EXERCISE DIRECTIONS: Write out the listing below without alteration, omitting its pictures.

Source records
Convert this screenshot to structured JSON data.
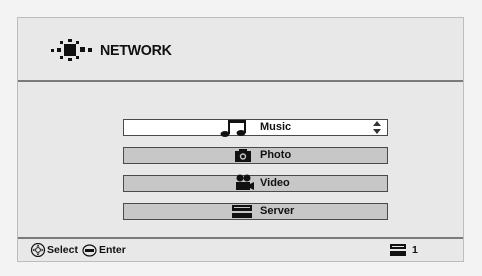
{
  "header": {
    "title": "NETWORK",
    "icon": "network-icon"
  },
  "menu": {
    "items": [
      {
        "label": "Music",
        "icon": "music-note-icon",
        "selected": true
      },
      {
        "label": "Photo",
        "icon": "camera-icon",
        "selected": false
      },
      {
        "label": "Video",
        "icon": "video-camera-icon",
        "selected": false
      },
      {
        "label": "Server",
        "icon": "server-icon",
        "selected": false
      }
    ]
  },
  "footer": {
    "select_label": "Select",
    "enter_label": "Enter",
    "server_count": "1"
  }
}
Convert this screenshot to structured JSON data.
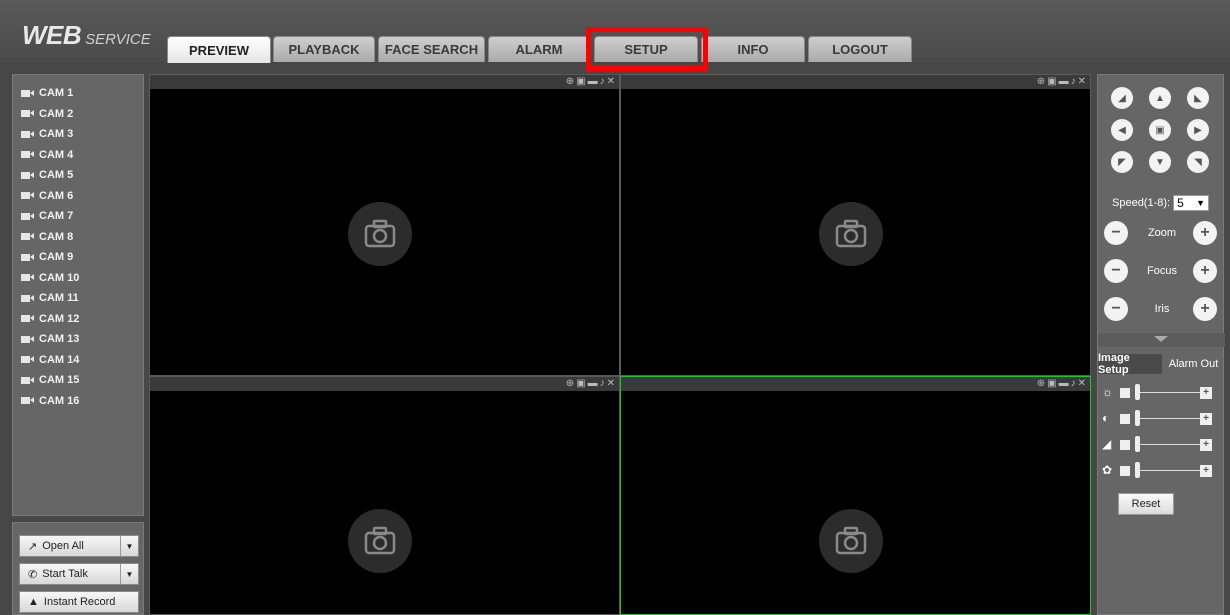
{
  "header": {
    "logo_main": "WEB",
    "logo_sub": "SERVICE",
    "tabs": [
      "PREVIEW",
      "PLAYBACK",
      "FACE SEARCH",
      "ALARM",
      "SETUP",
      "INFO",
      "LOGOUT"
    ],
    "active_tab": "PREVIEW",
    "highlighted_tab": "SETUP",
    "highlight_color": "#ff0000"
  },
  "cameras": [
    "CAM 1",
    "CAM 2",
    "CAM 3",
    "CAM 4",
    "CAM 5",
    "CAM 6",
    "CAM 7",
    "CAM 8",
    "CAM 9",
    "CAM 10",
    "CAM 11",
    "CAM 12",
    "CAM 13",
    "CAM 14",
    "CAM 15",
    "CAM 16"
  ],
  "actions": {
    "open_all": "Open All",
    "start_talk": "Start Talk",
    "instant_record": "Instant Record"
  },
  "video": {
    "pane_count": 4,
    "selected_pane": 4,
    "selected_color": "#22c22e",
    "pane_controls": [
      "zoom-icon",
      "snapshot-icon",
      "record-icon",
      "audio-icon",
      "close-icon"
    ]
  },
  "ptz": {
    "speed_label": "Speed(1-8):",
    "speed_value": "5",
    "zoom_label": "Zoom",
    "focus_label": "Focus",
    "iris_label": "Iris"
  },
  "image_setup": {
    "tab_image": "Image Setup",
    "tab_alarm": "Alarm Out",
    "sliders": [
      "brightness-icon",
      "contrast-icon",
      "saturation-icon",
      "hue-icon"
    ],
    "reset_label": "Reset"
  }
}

RESPONSE TO THE TASK:
Convert this screenshot to structured JSON data.
{
  "header": {
    "title": "NETWORK",
    "icon": "network-icon"
  },
  "menu": {
    "items": [
      {
        "label": "Music",
        "icon": "music-note-icon",
        "selected": true
      },
      {
        "label": "Photo",
        "icon": "camera-icon",
        "selected": false
      },
      {
        "label": "Video",
        "icon": "video-camera-icon",
        "selected": false
      },
      {
        "label": "Server",
        "icon": "server-icon",
        "selected": false
      }
    ]
  },
  "footer": {
    "select_label": "Select",
    "enter_label": "Enter",
    "server_count": "1"
  }
}
Convert this screenshot to structured JSON data.
{
  "header": {
    "logo_main": "WEB",
    "logo_sub": "SERVICE",
    "tabs": [
      "PREVIEW",
      "PLAYBACK",
      "FACE SEARCH",
      "ALARM",
      "SETUP",
      "INFO",
      "LOGOUT"
    ],
    "active_tab": "PREVIEW",
    "highlighted_tab": "SETUP",
    "highlight_color": "#ff0000"
  },
  "cameras": [
    "CAM 1",
    "CAM 2",
    "CAM 3",
    "CAM 4",
    "CAM 5",
    "CAM 6",
    "CAM 7",
    "CAM 8",
    "CAM 9",
    "CAM 10",
    "CAM 11",
    "CAM 12",
    "CAM 13",
    "CAM 14",
    "CAM 15",
    "CAM 16"
  ],
  "actions": {
    "open_all": "Open All",
    "start_talk": "Start Talk",
    "instant_record": "Instant Record"
  },
  "video": {
    "pane_count": 4,
    "selected_pane": 4,
    "selected_color": "#22c22e",
    "pane_controls": [
      "zoom-icon",
      "snapshot-icon",
      "record-icon",
      "audio-icon",
      "close-icon"
    ]
  },
  "ptz": {
    "speed_label": "Speed(1-8):",
    "speed_value": "5",
    "zoom_label": "Zoom",
    "focus_label": "Focus",
    "iris_label": "Iris"
  },
  "image_setup": {
    "tab_image": "Image Setup",
    "tab_alarm": "Alarm Out",
    "sliders": [
      "brightness-icon",
      "contrast-icon",
      "saturation-icon",
      "hue-icon"
    ],
    "reset_label": "Reset"
  }
}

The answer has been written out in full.